%%
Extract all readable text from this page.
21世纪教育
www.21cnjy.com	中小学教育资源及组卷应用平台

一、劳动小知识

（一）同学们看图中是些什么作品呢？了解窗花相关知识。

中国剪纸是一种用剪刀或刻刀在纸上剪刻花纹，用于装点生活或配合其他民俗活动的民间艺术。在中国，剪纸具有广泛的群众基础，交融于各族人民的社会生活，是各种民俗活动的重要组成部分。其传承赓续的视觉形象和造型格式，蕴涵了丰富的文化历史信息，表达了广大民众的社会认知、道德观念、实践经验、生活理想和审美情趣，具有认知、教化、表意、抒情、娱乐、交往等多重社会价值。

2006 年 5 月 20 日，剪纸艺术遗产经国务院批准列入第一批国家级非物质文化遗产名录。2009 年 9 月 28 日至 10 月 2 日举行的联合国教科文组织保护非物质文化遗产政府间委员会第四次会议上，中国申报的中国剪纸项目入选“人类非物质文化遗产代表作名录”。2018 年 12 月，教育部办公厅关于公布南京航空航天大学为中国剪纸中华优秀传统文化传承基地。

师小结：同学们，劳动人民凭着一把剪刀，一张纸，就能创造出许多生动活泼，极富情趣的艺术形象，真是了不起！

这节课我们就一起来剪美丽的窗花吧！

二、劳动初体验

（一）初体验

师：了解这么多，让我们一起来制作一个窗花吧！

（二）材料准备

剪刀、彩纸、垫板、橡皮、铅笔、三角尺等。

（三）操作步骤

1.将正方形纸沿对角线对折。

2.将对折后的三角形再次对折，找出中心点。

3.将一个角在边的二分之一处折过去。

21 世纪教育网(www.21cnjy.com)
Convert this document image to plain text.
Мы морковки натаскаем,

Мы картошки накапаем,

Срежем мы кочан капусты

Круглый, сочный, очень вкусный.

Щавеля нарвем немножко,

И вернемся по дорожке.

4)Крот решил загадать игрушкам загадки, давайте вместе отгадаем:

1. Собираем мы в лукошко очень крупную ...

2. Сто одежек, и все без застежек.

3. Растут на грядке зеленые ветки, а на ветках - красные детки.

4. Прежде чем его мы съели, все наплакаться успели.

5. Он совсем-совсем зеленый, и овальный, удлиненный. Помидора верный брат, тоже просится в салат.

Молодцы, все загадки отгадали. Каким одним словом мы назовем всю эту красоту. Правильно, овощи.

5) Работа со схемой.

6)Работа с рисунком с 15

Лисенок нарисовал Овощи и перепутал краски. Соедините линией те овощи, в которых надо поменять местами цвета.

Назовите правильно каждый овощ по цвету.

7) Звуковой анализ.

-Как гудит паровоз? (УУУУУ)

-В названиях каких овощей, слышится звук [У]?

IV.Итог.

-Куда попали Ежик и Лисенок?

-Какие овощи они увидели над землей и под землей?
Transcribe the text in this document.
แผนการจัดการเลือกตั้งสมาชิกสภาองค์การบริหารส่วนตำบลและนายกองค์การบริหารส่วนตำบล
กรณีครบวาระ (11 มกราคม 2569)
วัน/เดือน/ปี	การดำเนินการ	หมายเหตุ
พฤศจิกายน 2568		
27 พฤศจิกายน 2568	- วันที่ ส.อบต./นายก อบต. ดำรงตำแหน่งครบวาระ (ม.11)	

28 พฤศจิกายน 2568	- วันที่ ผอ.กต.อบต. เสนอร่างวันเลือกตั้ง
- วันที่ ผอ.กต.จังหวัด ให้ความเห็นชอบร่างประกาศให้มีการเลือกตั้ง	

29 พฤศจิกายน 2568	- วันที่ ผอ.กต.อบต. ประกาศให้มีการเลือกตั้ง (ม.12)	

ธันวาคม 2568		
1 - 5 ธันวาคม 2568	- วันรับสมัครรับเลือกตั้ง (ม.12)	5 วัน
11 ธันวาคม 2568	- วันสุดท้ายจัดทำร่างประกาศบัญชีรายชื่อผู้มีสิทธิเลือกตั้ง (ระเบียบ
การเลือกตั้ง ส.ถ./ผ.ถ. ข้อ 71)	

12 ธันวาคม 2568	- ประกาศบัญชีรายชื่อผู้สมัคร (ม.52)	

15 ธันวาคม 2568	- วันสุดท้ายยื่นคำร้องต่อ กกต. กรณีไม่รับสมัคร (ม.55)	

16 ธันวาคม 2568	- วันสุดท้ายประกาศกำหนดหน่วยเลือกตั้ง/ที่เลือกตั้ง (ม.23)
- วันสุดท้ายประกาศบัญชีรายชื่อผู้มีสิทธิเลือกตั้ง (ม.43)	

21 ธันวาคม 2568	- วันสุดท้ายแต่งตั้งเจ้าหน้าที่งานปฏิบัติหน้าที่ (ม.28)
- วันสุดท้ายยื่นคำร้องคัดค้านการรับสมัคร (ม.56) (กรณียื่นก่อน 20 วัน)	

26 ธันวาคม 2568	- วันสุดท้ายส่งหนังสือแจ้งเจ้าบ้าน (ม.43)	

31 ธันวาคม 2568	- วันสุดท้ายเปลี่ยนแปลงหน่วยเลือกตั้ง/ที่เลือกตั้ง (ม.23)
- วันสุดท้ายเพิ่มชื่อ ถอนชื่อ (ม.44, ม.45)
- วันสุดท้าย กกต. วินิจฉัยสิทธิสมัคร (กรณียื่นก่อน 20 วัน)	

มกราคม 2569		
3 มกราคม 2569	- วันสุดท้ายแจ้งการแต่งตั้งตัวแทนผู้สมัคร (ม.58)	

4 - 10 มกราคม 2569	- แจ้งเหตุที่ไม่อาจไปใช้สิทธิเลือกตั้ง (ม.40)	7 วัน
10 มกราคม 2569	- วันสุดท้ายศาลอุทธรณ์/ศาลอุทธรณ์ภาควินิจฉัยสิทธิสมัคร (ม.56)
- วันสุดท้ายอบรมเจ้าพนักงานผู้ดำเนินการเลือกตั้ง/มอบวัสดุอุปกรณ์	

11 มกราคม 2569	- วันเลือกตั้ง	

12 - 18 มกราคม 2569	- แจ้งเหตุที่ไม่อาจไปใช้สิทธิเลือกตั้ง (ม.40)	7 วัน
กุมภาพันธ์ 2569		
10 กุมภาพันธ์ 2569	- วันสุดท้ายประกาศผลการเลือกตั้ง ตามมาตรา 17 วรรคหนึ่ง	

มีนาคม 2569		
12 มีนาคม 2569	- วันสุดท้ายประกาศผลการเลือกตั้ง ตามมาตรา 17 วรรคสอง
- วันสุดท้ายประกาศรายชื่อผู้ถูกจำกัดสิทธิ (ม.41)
%%
**GIVEN TASK**
Quote all the records exactly, please, leaving none out.

**FINISHED TASK**
Extract all readable text from this page.
21世纪教育
www.21cnjy.com	中小学教育资源及组卷应用平台

一、劳动小知识

（一）同学们看图中是些什么作品呢？了解窗花相关知识。

中国剪纸是一种用剪刀或刻刀在纸上剪刻花纹，用于装点生活或配合其他民俗活动的民间艺术。在中国，剪纸具有广泛的群众基础，交融于各族人民的社会生活，是各种民俗活动的重要组成部分。其传承赓续的视觉形象和造型格式，蕴涵了丰富的文化历史信息，表达了广大民众的社会认知、道德观念、实践经验、生活理想和审美情趣，具有认知、教化、表意、抒情、娱乐、交往等多重社会价值。

2006 年 5 月 20 日，剪纸艺术遗产经国务院批准列入第一批国家级非物质文化遗产名录。2009 年 9 月 28 日至 10 月 2 日举行的联合国教科文组织保护非物质文化遗产政府间委员会第四次会议上，中国申报的中国剪纸项目入选“人类非物质文化遗产代表作名录”。2018 年 12 月，教育部办公厅关于公布南京航空航天大学为中国剪纸中华优秀传统文化传承基地。

师小结：同学们，劳动人民凭着一把剪刀，一张纸，就能创造出许多生动活泼，极富情趣的艺术形象，真是了不起！

这节课我们就一起来剪美丽的窗花吧！

二、劳动初体验

（一）初体验

师：了解这么多，让我们一起来制作一个窗花吧！

（二）材料准备

剪刀、彩纸、垫板、橡皮、铅笔、三角尺等。

（三）操作步骤

1.将正方形纸沿对角线对折。

2.将对折后的三角形再次对折，找出中心点。

3.将一个角在边的二分之一处折过去。

21 世纪教育网(www.21cnjy.com)
Convert this document image to plain text.
Мы морковки натаскаем,

Мы картошки накапаем,

Срежем мы кочан капусты

Круглый, сочный, очень вкусный.

Щавеля нарвем немножко,

И вернемся по дорожке.

4)Крот решил загадать игрушкам загадки, давайте вместе отгадаем:

1. Собираем мы в лукошко очень крупную ...

2. Сто одежек, и все без застежек.

3. Растут на грядке зеленые ветки, а на ветках - красные детки.

4. Прежде чем его мы съели, все наплакаться успели.

5. Он совсем-совсем зеленый, и овальный, удлиненный. Помидора верный брат, тоже просится в салат.

Молодцы, все загадки отгадали. Каким одним словом мы назовем всю эту красоту. Правильно, овощи.

5) Работа со схемой.

6)Работа с рисунком с 15

Лисенок нарисовал Овощи и перепутал краски. Соедините линией те овощи, в которых надо поменять местами цвета.

Назовите правильно каждый овощ по цвету.

7) Звуковой анализ.

-Как гудит паровоз? (УУУУУ)

-В названиях каких овощей, слышится звук [У]?

IV.Итог.

-Куда попали Ежик и Лисенок?

-Какие овощи они увидели над землей и под землей?
Transcribe the text in this document.
แผนการจัดการเลือกตั้งสมาชิกสภาองค์การบริหารส่วนตำบลและนายกองค์การบริหารส่วนตำบล
กรณีครบวาระ (11 มกราคม 2569)
วัน/เดือน/ปี	การดำเนินการ	หมายเหตุ
พฤศจิกายน 2568		
27 พฤศจิกายน 2568	- วันที่ ส.อบต./นายก อบต. ดำรงตำแหน่งครบวาระ (ม.11)	

28 พฤศจิกายน 2568	- วันที่ ผอ.กต.อบต. เสนอร่างวันเลือกตั้ง
- วันที่ ผอ.กต.จังหวัด ให้ความเห็นชอบร่างประกาศให้มีการเลือกตั้ง	

29 พฤศจิกายน 2568	- วันที่ ผอ.กต.อบต. ประกาศให้มีการเลือกตั้ง (ม.12)	

ธันวาคม 2568		
1 - 5 ธันวาคม 2568	- วันรับสมัครรับเลือกตั้ง (ม.12)	5 วัน
11 ธันวาคม 2568	- วันสุดท้ายจัดทำร่างประกาศบัญชีรายชื่อผู้มีสิทธิเลือกตั้ง (ระเบียบ
การเลือกตั้ง ส.ถ./ผ.ถ. ข้อ 71)	

12 ธันวาคม 2568	- ประกาศบัญชีรายชื่อผู้สมัคร (ม.52)	

15 ธันวาคม 2568	- วันสุดท้ายยื่นคำร้องต่อ กกต. กรณีไม่รับสมัคร (ม.55)	

16 ธันวาคม 2568	- วันสุดท้ายประกาศกำหนดหน่วยเลือกตั้ง/ที่เลือกตั้ง (ม.23)
- วันสุดท้ายประกาศบัญชีรายชื่อผู้มีสิทธิเลือกตั้ง (ม.43)	

21 ธันวาคม 2568	- วันสุดท้ายแต่งตั้งเจ้าหน้าที่งานปฏิบัติหน้าที่ (ม.28)
- วันสุดท้ายยื่นคำร้องคัดค้านการรับสมัคร (ม.56) (กรณียื่นก่อน 20 วัน)	

26 ธันวาคม 2568	- วันสุดท้ายส่งหนังสือแจ้งเจ้าบ้าน (ม.43)	

31 ธันวาคม 2568	- วันสุดท้ายเปลี่ยนแปลงหน่วยเลือกตั้ง/ที่เลือกตั้ง (ม.23)
- วันสุดท้ายเพิ่มชื่อ ถอนชื่อ (ม.44, ม.45)
- วันสุดท้าย กกต. วินิจฉัยสิทธิสมัคร (กรณียื่นก่อน 20 วัน)	

มกราคม 2569		
3 มกราคม 2569	- วันสุดท้ายแจ้งการแต่งตั้งตัวแทนผู้สมัคร (ม.58)	

4 - 10 มกราคม 2569	- แจ้งเหตุที่ไม่อาจไปใช้สิทธิเลือกตั้ง (ม.40)	7 วัน
10 มกราคม 2569	- วันสุดท้ายศาลอุทธรณ์/ศาลอุทธรณ์ภาควินิจฉัยสิทธิสมัคร (ม.56)
- วันสุดท้ายอบรมเจ้าพนักงานผู้ดำเนินการเลือกตั้ง/มอบวัสดุอุปกรณ์	

11 มกราคม 2569	- วันเลือกตั้ง	

12 - 18 มกราคม 2569	- แจ้งเหตุที่ไม่อาจไปใช้สิทธิเลือกตั้ง (ม.40)	7 วัน
กุมภาพันธ์ 2569		
10 กุมภาพันธ์ 2569	- วันสุดท้ายประกาศผลการเลือกตั้ง ตามมาตรา 17 วรรคหนึ่ง	

มีนาคม 2569		
12 มีนาคม 2569	- วันสุดท้ายประกาศผลการเลือกตั้ง ตามมาตรา 17 วรรคสอง
- วันสุดท้ายประกาศรายชื่อผู้ถูกจำกัดสิทธิ (ม.41)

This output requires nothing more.